Exercise prompt:
Reproduce each line of the material exactly, minus any picture.

********

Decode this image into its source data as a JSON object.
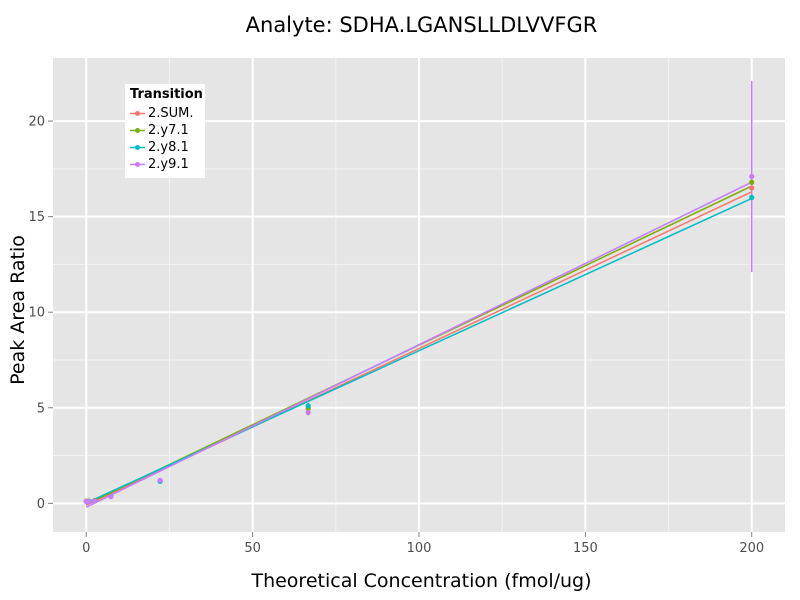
{
  "chart_data": {
    "type": "line",
    "title": "Analyte: SDHA.LGANSLLDLVVFGR",
    "xlabel": "Theoretical Concentration (fmol/ug)",
    "ylabel": "Peak Area Ratio",
    "xlim": [
      -10,
      210
    ],
    "ylim": [
      -1.5,
      23.3
    ],
    "x_ticks": [
      0,
      50,
      100,
      150,
      200
    ],
    "y_ticks": [
      0,
      5,
      10,
      15,
      20
    ],
    "grid": true,
    "legend_title": "Transition",
    "legend_position": "top-left",
    "x_concentrations": [
      0,
      0.1,
      0.3,
      0.8,
      2.5,
      7.4,
      22.2,
      66.7,
      200
    ],
    "series": [
      {
        "name": "2.SUM.",
        "color": "#F8766D",
        "points": [
          [
            0,
            0.12
          ],
          [
            0.1,
            0.1
          ],
          [
            0.3,
            0.1
          ],
          [
            0.8,
            0.12
          ],
          [
            2.5,
            0.15
          ],
          [
            7.4,
            0.38
          ],
          [
            22.2,
            1.18
          ],
          [
            66.7,
            4.95
          ],
          [
            200,
            16.5
          ]
        ],
        "errors": [
          [
            0,
            0.05
          ],
          [
            0.1,
            0.04
          ],
          [
            0.3,
            0.04
          ],
          [
            0.8,
            0.05
          ],
          [
            2.5,
            0.05
          ],
          [
            7.4,
            0.07
          ],
          [
            22.2,
            0.1
          ],
          [
            66.7,
            0.15
          ],
          [
            200,
            1.0
          ]
        ],
        "fit": [
          [
            0,
            -0.1
          ],
          [
            200,
            16.3
          ]
        ]
      },
      {
        "name": "2.y7.1",
        "color": "#7CAE00",
        "points": [
          [
            0,
            0.11
          ],
          [
            0.1,
            0.1
          ],
          [
            0.3,
            0.1
          ],
          [
            0.8,
            0.11
          ],
          [
            2.5,
            0.14
          ],
          [
            7.4,
            0.37
          ],
          [
            22.2,
            1.17
          ],
          [
            66.7,
            5.0
          ],
          [
            200,
            16.8
          ]
        ],
        "errors": [
          [
            0,
            0.05
          ],
          [
            0.1,
            0.04
          ],
          [
            0.3,
            0.04
          ],
          [
            0.8,
            0.05
          ],
          [
            2.5,
            0.05
          ],
          [
            7.4,
            0.07
          ],
          [
            22.2,
            0.1
          ],
          [
            66.7,
            0.15
          ],
          [
            200,
            1.0
          ]
        ],
        "fit": [
          [
            0,
            -0.05
          ],
          [
            200,
            16.6
          ]
        ]
      },
      {
        "name": "2.y8.1",
        "color": "#00BFC4",
        "points": [
          [
            0,
            0.1
          ],
          [
            0.1,
            0.09
          ],
          [
            0.3,
            0.09
          ],
          [
            0.8,
            0.1
          ],
          [
            2.5,
            0.13
          ],
          [
            7.4,
            0.36
          ],
          [
            22.2,
            1.15
          ],
          [
            66.7,
            5.1
          ],
          [
            200,
            16.0
          ]
        ],
        "errors": [
          [
            0,
            0.05
          ],
          [
            0.1,
            0.04
          ],
          [
            0.3,
            0.04
          ],
          [
            0.8,
            0.05
          ],
          [
            2.5,
            0.05
          ],
          [
            7.4,
            0.07
          ],
          [
            22.2,
            0.1
          ],
          [
            66.7,
            0.15
          ],
          [
            200,
            0.25
          ]
        ],
        "fit": [
          [
            0,
            0.02
          ],
          [
            200,
            15.95
          ]
        ]
      },
      {
        "name": "2.y9.1",
        "color": "#C77CFF",
        "points": [
          [
            0,
            0.1
          ],
          [
            0.1,
            0.08
          ],
          [
            0.3,
            0.08
          ],
          [
            0.8,
            0.1
          ],
          [
            2.5,
            0.12
          ],
          [
            7.4,
            0.35
          ],
          [
            22.2,
            1.2
          ],
          [
            66.7,
            4.75
          ],
          [
            200,
            17.1
          ]
        ],
        "errors": [
          [
            0,
            0.05
          ],
          [
            0.1,
            0.04
          ],
          [
            0.3,
            0.04
          ],
          [
            0.8,
            0.05
          ],
          [
            2.5,
            0.05
          ],
          [
            7.4,
            0.07
          ],
          [
            22.2,
            0.1
          ],
          [
            66.7,
            0.15
          ],
          [
            200,
            5.0
          ]
        ],
        "fit": [
          [
            0,
            -0.2
          ],
          [
            200,
            16.8
          ]
        ]
      }
    ]
  }
}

********

Response below:
Decode this image into its source data as a JSON object.
{
  "chart_data": {
    "type": "line",
    "title": "Analyte: SDHA.LGANSLLDLVVFGR",
    "xlabel": "Theoretical Concentration (fmol/ug)",
    "ylabel": "Peak Area Ratio",
    "xlim": [
      -10,
      210
    ],
    "ylim": [
      -1.5,
      23.3
    ],
    "x_ticks": [
      0,
      50,
      100,
      150,
      200
    ],
    "y_ticks": [
      0,
      5,
      10,
      15,
      20
    ],
    "grid": true,
    "legend_title": "Transition",
    "legend_position": "top-left",
    "x_concentrations": [
      0,
      0.1,
      0.3,
      0.8,
      2.5,
      7.4,
      22.2,
      66.7,
      200
    ],
    "series": [
      {
        "name": "2.SUM.",
        "color": "#F8766D",
        "points": [
          [
            0,
            0.12
          ],
          [
            0.1,
            0.1
          ],
          [
            0.3,
            0.1
          ],
          [
            0.8,
            0.12
          ],
          [
            2.5,
            0.15
          ],
          [
            7.4,
            0.38
          ],
          [
            22.2,
            1.18
          ],
          [
            66.7,
            4.95
          ],
          [
            200,
            16.5
          ]
        ],
        "errors": [
          [
            0,
            0.05
          ],
          [
            0.1,
            0.04
          ],
          [
            0.3,
            0.04
          ],
          [
            0.8,
            0.05
          ],
          [
            2.5,
            0.05
          ],
          [
            7.4,
            0.07
          ],
          [
            22.2,
            0.1
          ],
          [
            66.7,
            0.15
          ],
          [
            200,
            1.0
          ]
        ],
        "fit": [
          [
            0,
            -0.1
          ],
          [
            200,
            16.3
          ]
        ]
      },
      {
        "name": "2.y7.1",
        "color": "#7CAE00",
        "points": [
          [
            0,
            0.11
          ],
          [
            0.1,
            0.1
          ],
          [
            0.3,
            0.1
          ],
          [
            0.8,
            0.11
          ],
          [
            2.5,
            0.14
          ],
          [
            7.4,
            0.37
          ],
          [
            22.2,
            1.17
          ],
          [
            66.7,
            5.0
          ],
          [
            200,
            16.8
          ]
        ],
        "errors": [
          [
            0,
            0.05
          ],
          [
            0.1,
            0.04
          ],
          [
            0.3,
            0.04
          ],
          [
            0.8,
            0.05
          ],
          [
            2.5,
            0.05
          ],
          [
            7.4,
            0.07
          ],
          [
            22.2,
            0.1
          ],
          [
            66.7,
            0.15
          ],
          [
            200,
            1.0
          ]
        ],
        "fit": [
          [
            0,
            -0.05
          ],
          [
            200,
            16.6
          ]
        ]
      },
      {
        "name": "2.y8.1",
        "color": "#00BFC4",
        "points": [
          [
            0,
            0.1
          ],
          [
            0.1,
            0.09
          ],
          [
            0.3,
            0.09
          ],
          [
            0.8,
            0.1
          ],
          [
            2.5,
            0.13
          ],
          [
            7.4,
            0.36
          ],
          [
            22.2,
            1.15
          ],
          [
            66.7,
            5.1
          ],
          [
            200,
            16.0
          ]
        ],
        "errors": [
          [
            0,
            0.05
          ],
          [
            0.1,
            0.04
          ],
          [
            0.3,
            0.04
          ],
          [
            0.8,
            0.05
          ],
          [
            2.5,
            0.05
          ],
          [
            7.4,
            0.07
          ],
          [
            22.2,
            0.1
          ],
          [
            66.7,
            0.15
          ],
          [
            200,
            0.25
          ]
        ],
        "fit": [
          [
            0,
            0.02
          ],
          [
            200,
            15.95
          ]
        ]
      },
      {
        "name": "2.y9.1",
        "color": "#C77CFF",
        "points": [
          [
            0,
            0.1
          ],
          [
            0.1,
            0.08
          ],
          [
            0.3,
            0.08
          ],
          [
            0.8,
            0.1
          ],
          [
            2.5,
            0.12
          ],
          [
            7.4,
            0.35
          ],
          [
            22.2,
            1.2
          ],
          [
            66.7,
            4.75
          ],
          [
            200,
            17.1
          ]
        ],
        "errors": [
          [
            0,
            0.05
          ],
          [
            0.1,
            0.04
          ],
          [
            0.3,
            0.04
          ],
          [
            0.8,
            0.05
          ],
          [
            2.5,
            0.05
          ],
          [
            7.4,
            0.07
          ],
          [
            22.2,
            0.1
          ],
          [
            66.7,
            0.15
          ],
          [
            200,
            5.0
          ]
        ],
        "fit": [
          [
            0,
            -0.2
          ],
          [
            200,
            16.8
          ]
        ]
      }
    ]
  }
}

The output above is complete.